start Excerpted data

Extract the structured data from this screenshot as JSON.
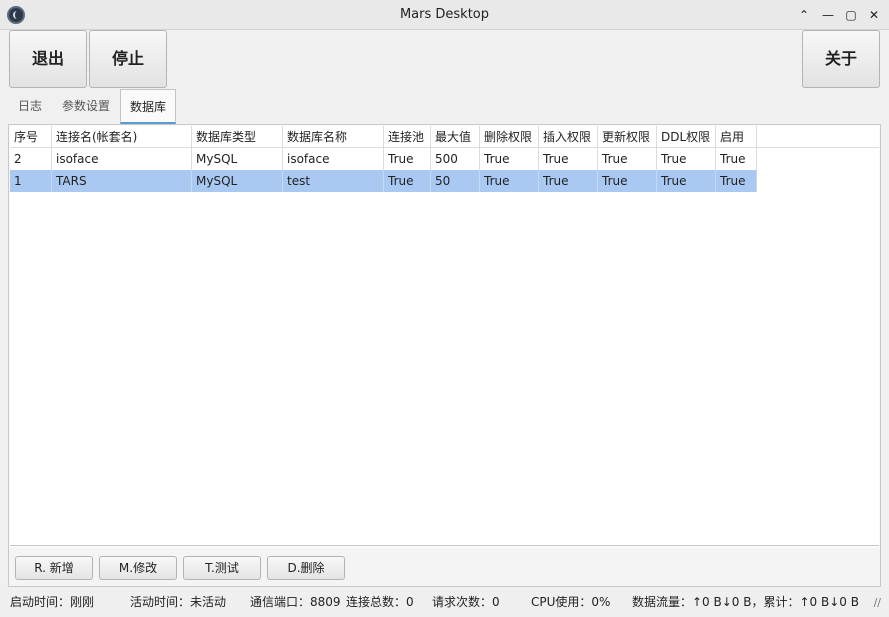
{
  "window": {
    "title": "Mars Desktop"
  },
  "toolbar": {
    "exit_label": "退出",
    "stop_label": "停止",
    "about_label": "关于"
  },
  "tabs": [
    {
      "label": "日志"
    },
    {
      "label": "参数设置"
    },
    {
      "label": "数据库",
      "active": true
    }
  ],
  "table": {
    "columns": [
      "序号",
      "连接名(帐套名)",
      "数据库类型",
      "数据库名称",
      "连接池",
      "最大值",
      "删除权限",
      "插入权限",
      "更新权限",
      "DDL权限",
      "启用"
    ],
    "rows": [
      [
        "2",
        "isoface",
        "MySQL",
        "isoface",
        "True",
        "500",
        "True",
        "True",
        "True",
        "True",
        "True"
      ],
      [
        "1",
        "TARS",
        "MySQL",
        "test",
        "True",
        "50",
        "True",
        "True",
        "True",
        "True",
        "True"
      ]
    ],
    "selected_row": 1
  },
  "actions": {
    "add_label": "R. 新增",
    "edit_label": "M.修改",
    "test_label": "T.测试",
    "delete_label": "D.删除"
  },
  "status": {
    "start_time": "启动时间：刚刚",
    "active_time": "活动时间：未活动",
    "port": "通信端口：8809",
    "connections": "连接总数：0",
    "requests": "请求次数：0",
    "cpu": "CPU使用：0%",
    "traffic": "数据流量：↑0 B↓0 B，累计：↑0 B↓0 B"
  },
  "icons": {
    "app": "app-logo-icon",
    "window_controls": [
      "chevron-up-icon",
      "minimize-icon",
      "maximize-icon",
      "close-icon"
    ],
    "resize": "resize-grip-icon"
  }
}
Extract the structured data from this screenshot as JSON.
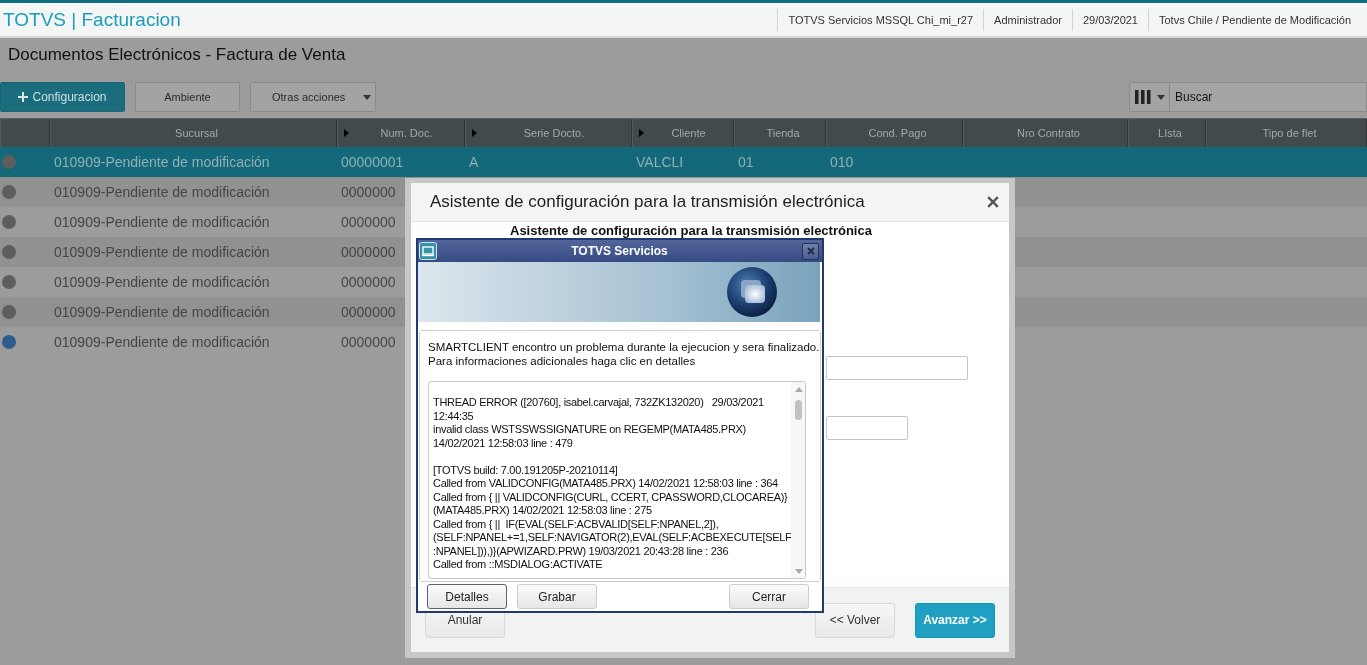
{
  "app_header": {
    "brand": "TOTVS | Facturacion",
    "info": [
      "TOTVS Servicios MSSQL Chi_mi_r27",
      "Administrador",
      "29/03/2021",
      "Totvs Chile / Pendiente de Modificación"
    ]
  },
  "page_title": "Documentos Electrónicos - Factura de Venta",
  "toolbar": {
    "buttons": [
      {
        "label": "Configuracion",
        "kind": "primary"
      },
      {
        "label": "Ambiente",
        "kind": "plain"
      },
      {
        "label": "Otras acciones",
        "kind": "menu"
      }
    ],
    "search": {
      "placeholder": "Buscar"
    }
  },
  "table": {
    "columns": [
      {
        "label": "Sucursal",
        "indicator": false
      },
      {
        "label": "Num. Doc.",
        "indicator": true
      },
      {
        "label": "Serie Docto.",
        "indicator": true
      },
      {
        "label": "Cliente",
        "indicator": true
      },
      {
        "label": "Tienda",
        "indicator": false
      },
      {
        "label": "Cond. Pago",
        "indicator": false
      },
      {
        "label": "Nro Contrato",
        "indicator": false
      },
      {
        "label": "LIsta",
        "indicator": false
      },
      {
        "label": "Tipo de flet",
        "indicator": false
      }
    ],
    "rows": [
      {
        "selected": true,
        "color": "#5e5e5e",
        "cells": [
          "010909-Pendiente de modificación",
          "00000001",
          "A",
          "VALCLI",
          "01",
          "010"
        ]
      },
      {
        "selected": false,
        "color": "#5e5e5e",
        "cells": [
          "010909-Pendiente de modificación",
          "0000000"
        ]
      },
      {
        "selected": false,
        "color": "#5e5e5e",
        "cells": [
          "010909-Pendiente de modificación",
          "0000000"
        ]
      },
      {
        "selected": false,
        "color": "#5e5e5e",
        "cells": [
          "010909-Pendiente de modificación",
          "0000000"
        ]
      },
      {
        "selected": false,
        "color": "#5e5e5e",
        "cells": [
          "010909-Pendiente de modificación",
          "0000000"
        ]
      },
      {
        "selected": false,
        "color": "#5e5e5e",
        "cells": [
          "010909-Pendiente de modificación",
          "0000000"
        ]
      },
      {
        "selected": false,
        "color": "#2f5b8e",
        "cells": [
          "010909-Pendiente de modificación",
          "0000000"
        ]
      }
    ]
  },
  "wizard_dialog": {
    "title": "Asistente de configuración para la transmisión electrónica",
    "heading": "Asistente de configuración para la transmisión electrónica",
    "fields": [
      {
        "kind": "wide"
      },
      {
        "kind": "narrow"
      }
    ],
    "left_buttons": [
      {
        "label": "Anular",
        "kind": "plain"
      }
    ],
    "right_buttons": [
      {
        "label": "<< Volver",
        "kind": "plain"
      },
      {
        "label": "Avanzar >>",
        "kind": "primary"
      }
    ]
  },
  "error_dialog": {
    "title": "TOTVS Servicios",
    "message": [
      "SMARTCLIENT encontro un problema durante la ejecucion y sera finalizado.",
      "Para informaciones adicionales haga clic en detalles"
    ],
    "log": [
      [
        "THREAD ERROR ([20760], isabel.carvajal, 732ZK132020)   29/03/2021",
        "12:44:35",
        "invalid class WSTSSWSSIGNATURE on REGEMP(MATA485.PRX)",
        "14/02/2021 12:58:03 line : 479"
      ],
      [
        "[TOTVS build: 7.00.191205P-20210114]",
        "Called from VALIDCONFIG(MATA485.PRX) 14/02/2021 12:58:03 line : 364",
        "Called from { || VALIDCONFIG(CURL, CCERT, CPASSWORD,CLOCAREA)}",
        "(MATA485.PRX) 14/02/2021 12:58:03 line : 275",
        "Called from { ||  IF(EVAL(SELF:ACBVALID[SELF:NPANEL,2]),",
        "(SELF:NPANEL+=1,SELF:NAVIGATOR(2),EVAL(SELF:ACBEXECUTE[SELF",
        ":NPANEL])),)}(APWIZARD.PRW) 19/03/2021 20:43:28 line : 236",
        "Called from ::MSDIALOG:ACTIVATE"
      ]
    ],
    "left_buttons": [
      {
        "label": "Detalles",
        "focused": true
      },
      {
        "label": "Grabar",
        "focused": false
      }
    ],
    "right_buttons": [
      {
        "label": "Cerrar",
        "focused": false
      }
    ]
  }
}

end Excerpted data

= The request =
Restate each entry word for word, please, but drop any images it holds.

= Answer to this task =
Extract the structured data from this screenshot as JSON.
{
  "window": {
    "title": "Mars Desktop"
  },
  "toolbar": {
    "exit_label": "退出",
    "stop_label": "停止",
    "about_label": "关于"
  },
  "tabs": [
    {
      "label": "日志"
    },
    {
      "label": "参数设置"
    },
    {
      "label": "数据库",
      "active": true
    }
  ],
  "table": {
    "columns": [
      "序号",
      "连接名(帐套名)",
      "数据库类型",
      "数据库名称",
      "连接池",
      "最大值",
      "删除权限",
      "插入权限",
      "更新权限",
      "DDL权限",
      "启用"
    ],
    "rows": [
      [
        "2",
        "isoface",
        "MySQL",
        "isoface",
        "True",
        "500",
        "True",
        "True",
        "True",
        "True",
        "True"
      ],
      [
        "1",
        "TARS",
        "MySQL",
        "test",
        "True",
        "50",
        "True",
        "True",
        "True",
        "True",
        "True"
      ]
    ],
    "selected_row": 1
  },
  "actions": {
    "add_label": "R. 新增",
    "edit_label": "M.修改",
    "test_label": "T.测试",
    "delete_label": "D.删除"
  },
  "status": {
    "start_time": "启动时间：刚刚",
    "active_time": "活动时间：未活动",
    "port": "通信端口：8809",
    "connections": "连接总数：0",
    "requests": "请求次数：0",
    "cpu": "CPU使用：0%",
    "traffic": "数据流量：↑0 B↓0 B，累计：↑0 B↓0 B"
  },
  "icons": {
    "app": "app-logo-icon",
    "window_controls": [
      "chevron-up-icon",
      "minimize-icon",
      "maximize-icon",
      "close-icon"
    ],
    "resize": "resize-grip-icon"
  }
}
Extract the structured data from this screenshot as JSON.
{
  "app_header": {
    "brand": "TOTVS | Facturacion",
    "info": [
      "TOTVS Servicios MSSQL Chi_mi_r27",
      "Administrador",
      "29/03/2021",
      "Totvs Chile / Pendiente de Modificación"
    ]
  },
  "page_title": "Documentos Electrónicos - Factura de Venta",
  "toolbar": {
    "buttons": [
      {
        "label": "Configuracion",
        "kind": "primary"
      },
      {
        "label": "Ambiente",
        "kind": "plain"
      },
      {
        "label": "Otras acciones",
        "kind": "menu"
      }
    ],
    "search": {
      "placeholder": "Buscar"
    }
  },
  "table": {
    "columns": [
      {
        "label": "Sucursal",
        "indicator": false
      },
      {
        "label": "Num. Doc.",
        "indicator": true
      },
      {
        "label": "Serie Docto.",
        "indicator": true
      },
      {
        "label": "Cliente",
        "indicator": true
      },
      {
        "label": "Tienda",
        "indicator": false
      },
      {
        "label": "Cond. Pago",
        "indicator": false
      },
      {
        "label": "Nro Contrato",
        "indicator": false
      },
      {
        "label": "LIsta",
        "indicator": false
      },
      {
        "label": "Tipo de flet",
        "indicator": false
      }
    ],
    "rows": [
      {
        "selected": true,
        "color": "#5e5e5e",
        "cells": [
          "010909-Pendiente de modificación",
          "00000001",
          "A",
          "VALCLI",
          "01",
          "010"
        ]
      },
      {
        "selected": false,
        "color": "#5e5e5e",
        "cells": [
          "010909-Pendiente de modificación",
          "0000000"
        ]
      },
      {
        "selected": false,
        "color": "#5e5e5e",
        "cells": [
          "010909-Pendiente de modificación",
          "0000000"
        ]
      },
      {
        "selected": false,
        "color": "#5e5e5e",
        "cells": [
          "010909-Pendiente de modificación",
          "0000000"
        ]
      },
      {
        "selected": false,
        "color": "#5e5e5e",
        "cells": [
          "010909-Pendiente de modificación",
          "0000000"
        ]
      },
      {
        "selected": false,
        "color": "#5e5e5e",
        "cells": [
          "010909-Pendiente de modificación",
          "0000000"
        ]
      },
      {
        "selected": false,
        "color": "#2f5b8e",
        "cells": [
          "010909-Pendiente de modificación",
          "0000000"
        ]
      }
    ]
  },
  "wizard_dialog": {
    "title": "Asistente de configuración para la transmisión electrónica",
    "heading": "Asistente de configuración para la transmisión electrónica",
    "fields": [
      {
        "kind": "wide"
      },
      {
        "kind": "narrow"
      }
    ],
    "left_buttons": [
      {
        "label": "Anular",
        "kind": "plain"
      }
    ],
    "right_buttons": [
      {
        "label": "<< Volver",
        "kind": "plain"
      },
      {
        "label": "Avanzar >>",
        "kind": "primary"
      }
    ]
  },
  "error_dialog": {
    "title": "TOTVS Servicios",
    "message": [
      "SMARTCLIENT encontro un problema durante la ejecucion y sera finalizado.",
      "Para informaciones adicionales haga clic en detalles"
    ],
    "log": [
      [
        "THREAD ERROR ([20760], isabel.carvajal, 732ZK132020)   29/03/2021",
        "12:44:35",
        "invalid class WSTSSWSSIGNATURE on REGEMP(MATA485.PRX)",
        "14/02/2021 12:58:03 line : 479"
      ],
      [
        "[TOTVS build: 7.00.191205P-20210114]",
        "Called from VALIDCONFIG(MATA485.PRX) 14/02/2021 12:58:03 line : 364",
        "Called from { || VALIDCONFIG(CURL, CCERT, CPASSWORD,CLOCAREA)}",
        "(MATA485.PRX) 14/02/2021 12:58:03 line : 275",
        "Called from { ||  IF(EVAL(SELF:ACBVALID[SELF:NPANEL,2]),",
        "(SELF:NPANEL+=1,SELF:NAVIGATOR(2),EVAL(SELF:ACBEXECUTE[SELF",
        ":NPANEL])),)}(APWIZARD.PRW) 19/03/2021 20:43:28 line : 236",
        "Called from ::MSDIALOG:ACTIVATE"
      ]
    ],
    "left_buttons": [
      {
        "label": "Detalles",
        "focused": true
      },
      {
        "label": "Grabar",
        "focused": false
      }
    ],
    "right_buttons": [
      {
        "label": "Cerrar",
        "focused": false
      }
    ]
  }
}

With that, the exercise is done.